Exercise directions
Below is a listing; write it out exactly and drop any images from it.

Given information
-- Begin --
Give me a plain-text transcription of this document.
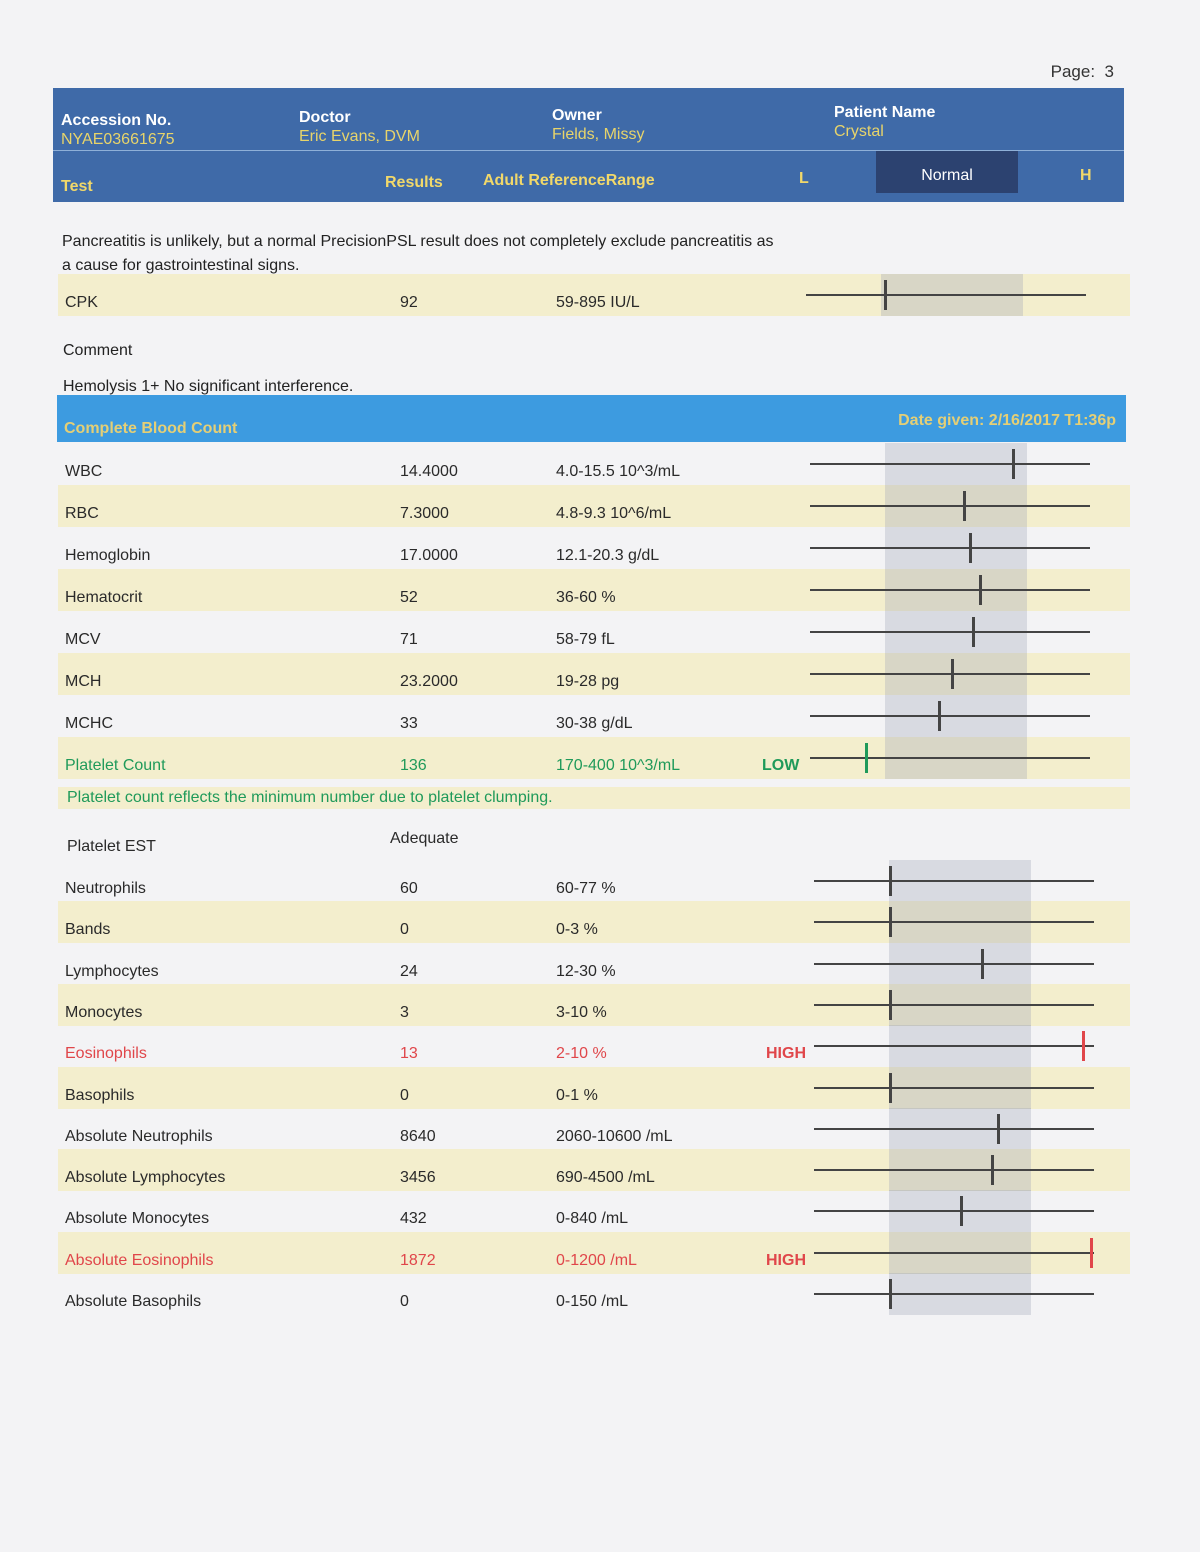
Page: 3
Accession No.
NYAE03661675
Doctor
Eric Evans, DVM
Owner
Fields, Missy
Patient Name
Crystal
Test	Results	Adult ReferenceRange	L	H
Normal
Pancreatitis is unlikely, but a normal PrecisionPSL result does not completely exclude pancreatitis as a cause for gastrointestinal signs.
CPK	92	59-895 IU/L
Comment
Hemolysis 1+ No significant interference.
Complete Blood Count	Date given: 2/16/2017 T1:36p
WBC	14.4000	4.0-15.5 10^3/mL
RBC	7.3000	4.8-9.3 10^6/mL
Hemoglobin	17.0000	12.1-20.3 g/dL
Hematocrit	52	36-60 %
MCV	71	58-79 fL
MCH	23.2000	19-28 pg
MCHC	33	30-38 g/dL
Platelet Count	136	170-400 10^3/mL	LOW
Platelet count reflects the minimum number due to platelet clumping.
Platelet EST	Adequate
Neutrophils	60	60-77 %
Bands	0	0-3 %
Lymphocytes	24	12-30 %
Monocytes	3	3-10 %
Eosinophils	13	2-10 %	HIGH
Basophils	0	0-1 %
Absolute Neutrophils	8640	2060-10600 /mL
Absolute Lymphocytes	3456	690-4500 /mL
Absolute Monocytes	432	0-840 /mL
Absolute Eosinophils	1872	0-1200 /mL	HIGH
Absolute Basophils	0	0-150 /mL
-- End --
Full response
Give me a plain-text transcription of this document.
Page: 3
Accession No.
NYAE03661675
Doctor
Eric Evans, DVM
Owner
Fields, Missy
Patient Name
Crystal
Test	Results	Adult ReferenceRange	L	H
Normal
Pancreatitis is unlikely, but a normal PrecisionPSL result does not completely exclude pancreatitis as a cause for gastrointestinal signs.
CPK	92	59-895 IU/L
Comment
Hemolysis 1+ No significant interference.
Complete Blood Count	Date given: 2/16/2017 T1:36p
WBC	14.4000	4.0-15.5 10^3/mL
RBC	7.3000	4.8-9.3 10^6/mL
Hemoglobin	17.0000	12.1-20.3 g/dL
Hematocrit	52	36-60 %
MCV	71	58-79 fL
MCH	23.2000	19-28 pg
MCHC	33	30-38 g/dL
Platelet Count	136	170-400 10^3/mL	LOW
Platelet count reflects the minimum number due to platelet clumping.
Platelet EST	Adequate
Neutrophils	60	60-77 %
Bands	0	0-3 %
Lymphocytes	24	12-30 %
Monocytes	3	3-10 %
Eosinophils	13	2-10 %	HIGH
Basophils	0	0-1 %
Absolute Neutrophils	8640	2060-10600 /mL
Absolute Lymphocytes	3456	690-4500 /mL
Absolute Monocytes	432	0-840 /mL
Absolute Eosinophils	1872	0-1200 /mL	HIGH
Absolute Basophils	0	0-150 /mL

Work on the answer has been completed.